(Stored records)
-- Begin --

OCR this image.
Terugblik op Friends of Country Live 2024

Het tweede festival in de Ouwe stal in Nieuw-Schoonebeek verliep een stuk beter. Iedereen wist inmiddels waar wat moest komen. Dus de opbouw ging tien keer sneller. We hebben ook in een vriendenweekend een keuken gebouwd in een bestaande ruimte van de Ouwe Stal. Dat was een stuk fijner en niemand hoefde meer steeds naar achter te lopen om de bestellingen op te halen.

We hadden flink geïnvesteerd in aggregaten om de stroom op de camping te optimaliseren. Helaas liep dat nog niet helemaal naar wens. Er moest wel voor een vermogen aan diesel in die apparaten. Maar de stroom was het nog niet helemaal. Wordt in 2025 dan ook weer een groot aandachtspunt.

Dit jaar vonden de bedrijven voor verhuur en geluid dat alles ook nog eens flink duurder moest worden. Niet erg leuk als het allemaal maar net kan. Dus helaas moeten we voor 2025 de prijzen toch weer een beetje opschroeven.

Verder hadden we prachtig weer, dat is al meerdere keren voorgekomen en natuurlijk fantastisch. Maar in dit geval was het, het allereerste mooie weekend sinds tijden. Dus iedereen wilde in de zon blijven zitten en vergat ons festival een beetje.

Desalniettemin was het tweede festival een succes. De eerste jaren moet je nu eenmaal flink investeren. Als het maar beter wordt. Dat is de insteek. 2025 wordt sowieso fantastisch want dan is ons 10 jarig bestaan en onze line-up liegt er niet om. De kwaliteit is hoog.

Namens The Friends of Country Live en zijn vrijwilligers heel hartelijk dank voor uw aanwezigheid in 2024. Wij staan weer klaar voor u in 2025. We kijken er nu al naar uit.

-- End --

**What is required**
Copy each line holding the word "Country" from the listing above.

**Exercise result**
Terugblik op Friends of Country Live 2024
Namens The Friends of Country Live en zijn vrijwilligers heel hartelijk dank voor uw aanwezigheid in 2024. Wij staan weer klaar voor u in 2025. We kijken er nu al naar uit.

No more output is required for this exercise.